**SHORT TASK:**
Return the rows below verbatim, starting with the first row and stopping after the row that contains "y-tick-label: 0% <box>63 325 80 338</box>".

[Element placement data]
◆ ◆ ◆ ◆ ◆
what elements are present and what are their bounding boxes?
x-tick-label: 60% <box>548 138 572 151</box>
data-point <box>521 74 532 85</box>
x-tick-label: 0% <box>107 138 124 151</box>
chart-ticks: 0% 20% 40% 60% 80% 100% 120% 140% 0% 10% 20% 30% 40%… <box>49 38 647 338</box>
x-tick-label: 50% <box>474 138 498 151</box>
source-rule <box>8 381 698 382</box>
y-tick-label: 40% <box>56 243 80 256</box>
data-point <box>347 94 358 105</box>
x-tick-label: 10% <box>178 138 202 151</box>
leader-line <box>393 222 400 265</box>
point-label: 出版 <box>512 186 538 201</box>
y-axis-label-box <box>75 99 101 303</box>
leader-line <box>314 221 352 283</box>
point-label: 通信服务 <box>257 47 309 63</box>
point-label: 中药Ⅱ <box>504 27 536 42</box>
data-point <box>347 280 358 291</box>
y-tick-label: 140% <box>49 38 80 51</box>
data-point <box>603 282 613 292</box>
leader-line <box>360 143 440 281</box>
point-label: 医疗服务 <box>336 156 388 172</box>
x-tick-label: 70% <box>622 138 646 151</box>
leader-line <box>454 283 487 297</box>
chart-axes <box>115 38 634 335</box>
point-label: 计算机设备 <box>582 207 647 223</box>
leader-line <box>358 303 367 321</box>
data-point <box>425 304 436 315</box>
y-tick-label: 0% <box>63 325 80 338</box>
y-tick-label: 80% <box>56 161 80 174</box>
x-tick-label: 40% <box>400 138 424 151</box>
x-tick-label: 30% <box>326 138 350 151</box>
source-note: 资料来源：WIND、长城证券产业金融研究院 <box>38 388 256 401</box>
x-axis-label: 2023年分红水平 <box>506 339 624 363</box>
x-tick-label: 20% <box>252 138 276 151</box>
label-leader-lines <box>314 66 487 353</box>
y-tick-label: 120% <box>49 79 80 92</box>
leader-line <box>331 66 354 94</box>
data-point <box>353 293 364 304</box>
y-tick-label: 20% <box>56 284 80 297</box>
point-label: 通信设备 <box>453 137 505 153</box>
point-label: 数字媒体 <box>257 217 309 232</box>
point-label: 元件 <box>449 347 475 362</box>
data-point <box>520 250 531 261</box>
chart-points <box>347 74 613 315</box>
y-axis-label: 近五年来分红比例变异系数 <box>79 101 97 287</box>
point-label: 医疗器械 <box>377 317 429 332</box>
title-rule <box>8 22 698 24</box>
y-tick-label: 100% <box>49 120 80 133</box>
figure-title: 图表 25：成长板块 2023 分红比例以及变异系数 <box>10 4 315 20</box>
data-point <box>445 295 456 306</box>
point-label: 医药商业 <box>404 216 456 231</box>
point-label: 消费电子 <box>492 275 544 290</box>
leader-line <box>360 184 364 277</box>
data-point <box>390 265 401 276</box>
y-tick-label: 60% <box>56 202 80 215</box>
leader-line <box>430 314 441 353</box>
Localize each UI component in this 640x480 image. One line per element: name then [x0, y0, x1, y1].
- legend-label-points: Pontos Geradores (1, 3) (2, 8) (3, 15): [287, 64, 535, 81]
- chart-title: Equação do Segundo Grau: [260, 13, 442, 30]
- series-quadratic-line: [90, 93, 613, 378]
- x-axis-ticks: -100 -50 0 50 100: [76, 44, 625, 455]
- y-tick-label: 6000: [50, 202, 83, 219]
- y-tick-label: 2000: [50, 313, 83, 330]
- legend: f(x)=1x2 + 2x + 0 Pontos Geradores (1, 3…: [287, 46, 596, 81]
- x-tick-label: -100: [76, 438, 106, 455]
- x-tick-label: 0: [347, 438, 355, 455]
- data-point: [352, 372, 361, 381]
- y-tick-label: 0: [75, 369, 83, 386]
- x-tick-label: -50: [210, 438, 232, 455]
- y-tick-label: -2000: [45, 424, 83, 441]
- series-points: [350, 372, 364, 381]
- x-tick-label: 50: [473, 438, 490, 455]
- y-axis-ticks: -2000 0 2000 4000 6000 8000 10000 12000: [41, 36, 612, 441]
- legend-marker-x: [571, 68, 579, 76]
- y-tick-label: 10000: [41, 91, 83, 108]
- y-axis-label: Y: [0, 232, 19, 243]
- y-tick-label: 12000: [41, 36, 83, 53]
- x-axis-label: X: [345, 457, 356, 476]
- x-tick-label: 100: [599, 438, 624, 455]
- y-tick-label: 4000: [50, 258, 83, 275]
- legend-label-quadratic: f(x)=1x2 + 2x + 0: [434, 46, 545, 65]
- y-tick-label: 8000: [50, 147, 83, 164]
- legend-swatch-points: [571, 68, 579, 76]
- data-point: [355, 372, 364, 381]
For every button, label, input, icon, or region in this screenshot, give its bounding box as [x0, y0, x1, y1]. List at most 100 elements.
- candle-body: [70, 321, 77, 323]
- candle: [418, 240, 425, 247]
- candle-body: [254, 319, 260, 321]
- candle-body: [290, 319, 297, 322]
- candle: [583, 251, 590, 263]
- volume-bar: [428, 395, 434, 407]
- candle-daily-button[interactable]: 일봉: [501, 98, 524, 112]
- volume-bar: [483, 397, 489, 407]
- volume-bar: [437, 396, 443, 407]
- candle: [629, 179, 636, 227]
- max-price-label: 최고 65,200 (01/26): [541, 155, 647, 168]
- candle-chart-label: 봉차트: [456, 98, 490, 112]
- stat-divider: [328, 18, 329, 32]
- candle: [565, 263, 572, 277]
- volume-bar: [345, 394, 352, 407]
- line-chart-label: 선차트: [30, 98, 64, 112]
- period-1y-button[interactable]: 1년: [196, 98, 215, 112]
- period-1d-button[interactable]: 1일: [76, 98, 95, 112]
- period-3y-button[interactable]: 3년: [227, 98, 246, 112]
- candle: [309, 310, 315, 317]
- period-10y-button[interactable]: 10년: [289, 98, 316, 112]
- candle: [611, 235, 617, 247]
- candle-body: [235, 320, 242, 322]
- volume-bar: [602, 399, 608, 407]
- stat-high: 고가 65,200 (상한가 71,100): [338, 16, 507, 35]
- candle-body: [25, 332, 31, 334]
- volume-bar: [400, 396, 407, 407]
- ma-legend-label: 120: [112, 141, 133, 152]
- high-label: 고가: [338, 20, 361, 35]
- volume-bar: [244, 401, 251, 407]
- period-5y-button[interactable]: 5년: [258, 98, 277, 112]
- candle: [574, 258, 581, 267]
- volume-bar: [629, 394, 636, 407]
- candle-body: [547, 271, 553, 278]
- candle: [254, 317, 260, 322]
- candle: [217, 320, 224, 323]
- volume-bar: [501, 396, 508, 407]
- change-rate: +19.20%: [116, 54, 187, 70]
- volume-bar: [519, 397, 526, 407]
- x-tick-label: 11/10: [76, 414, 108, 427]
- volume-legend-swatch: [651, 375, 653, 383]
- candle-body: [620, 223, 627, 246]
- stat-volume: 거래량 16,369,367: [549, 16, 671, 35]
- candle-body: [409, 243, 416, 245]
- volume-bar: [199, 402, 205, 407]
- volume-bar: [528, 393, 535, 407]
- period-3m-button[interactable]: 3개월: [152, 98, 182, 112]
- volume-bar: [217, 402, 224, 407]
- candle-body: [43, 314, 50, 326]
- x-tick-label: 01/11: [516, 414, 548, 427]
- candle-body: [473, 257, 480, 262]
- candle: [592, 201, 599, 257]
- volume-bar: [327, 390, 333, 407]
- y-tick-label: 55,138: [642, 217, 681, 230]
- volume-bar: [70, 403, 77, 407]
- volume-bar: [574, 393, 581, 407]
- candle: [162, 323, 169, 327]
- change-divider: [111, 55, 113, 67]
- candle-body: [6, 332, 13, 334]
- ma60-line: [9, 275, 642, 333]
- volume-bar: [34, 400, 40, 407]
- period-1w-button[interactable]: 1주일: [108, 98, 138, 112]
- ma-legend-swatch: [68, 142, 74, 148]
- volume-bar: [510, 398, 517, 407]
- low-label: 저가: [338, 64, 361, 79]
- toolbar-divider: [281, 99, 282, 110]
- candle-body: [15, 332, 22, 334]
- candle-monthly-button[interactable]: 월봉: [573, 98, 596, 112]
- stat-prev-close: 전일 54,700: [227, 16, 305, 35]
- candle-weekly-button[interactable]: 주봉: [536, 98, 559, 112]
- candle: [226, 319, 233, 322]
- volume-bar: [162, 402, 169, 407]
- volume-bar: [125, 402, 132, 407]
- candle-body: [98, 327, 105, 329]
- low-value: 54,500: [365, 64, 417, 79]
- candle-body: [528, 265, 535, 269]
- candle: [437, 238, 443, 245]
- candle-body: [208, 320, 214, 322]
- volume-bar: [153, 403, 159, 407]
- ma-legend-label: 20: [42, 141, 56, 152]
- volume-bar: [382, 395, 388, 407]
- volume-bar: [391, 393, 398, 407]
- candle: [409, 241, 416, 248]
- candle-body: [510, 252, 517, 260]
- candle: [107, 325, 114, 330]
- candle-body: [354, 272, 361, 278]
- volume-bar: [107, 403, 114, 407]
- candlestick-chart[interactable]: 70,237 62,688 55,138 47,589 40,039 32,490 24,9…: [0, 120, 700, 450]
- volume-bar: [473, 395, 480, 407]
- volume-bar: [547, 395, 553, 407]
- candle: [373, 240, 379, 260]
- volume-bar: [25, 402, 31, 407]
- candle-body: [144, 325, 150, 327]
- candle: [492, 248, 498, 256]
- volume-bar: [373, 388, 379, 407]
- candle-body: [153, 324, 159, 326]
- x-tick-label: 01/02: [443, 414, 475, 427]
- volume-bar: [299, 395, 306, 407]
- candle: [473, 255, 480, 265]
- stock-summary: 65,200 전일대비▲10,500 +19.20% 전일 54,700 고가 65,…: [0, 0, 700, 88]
◆ ◆ ◆ ◆ ◆
**REPLY TO THE TASK:**
what elements are present and what are their bounding boxes?
x-tick-label: 60% <box>548 138 572 151</box>
data-point <box>521 74 532 85</box>
x-tick-label: 0% <box>107 138 124 151</box>
chart-ticks: 0% 20% 40% 60% 80% 100% 120% 140% 0% 10% 20% 30% 40%… <box>49 38 647 338</box>
x-tick-label: 50% <box>474 138 498 151</box>
source-rule <box>8 381 698 382</box>
y-tick-label: 40% <box>56 243 80 256</box>
data-point <box>347 94 358 105</box>
x-tick-label: 10% <box>178 138 202 151</box>
leader-line <box>393 222 400 265</box>
point-label: 出版 <box>512 186 538 201</box>
y-axis-label-box <box>75 99 101 303</box>
leader-line <box>314 221 352 283</box>
point-label: 通信服务 <box>257 47 309 63</box>
point-label: 中药Ⅱ <box>504 27 536 42</box>
data-point <box>347 280 358 291</box>
y-tick-label: 140% <box>49 38 80 51</box>
data-point <box>603 282 613 292</box>
leader-line <box>360 143 440 281</box>
point-label: 医疗服务 <box>336 156 388 172</box>
x-tick-label: 70% <box>622 138 646 151</box>
leader-line <box>454 283 487 297</box>
chart-axes <box>115 38 634 335</box>
point-label: 计算机设备 <box>582 207 647 223</box>
leader-line <box>358 303 367 321</box>
data-point <box>425 304 436 315</box>
y-tick-label: 0% <box>63 325 80 338</box>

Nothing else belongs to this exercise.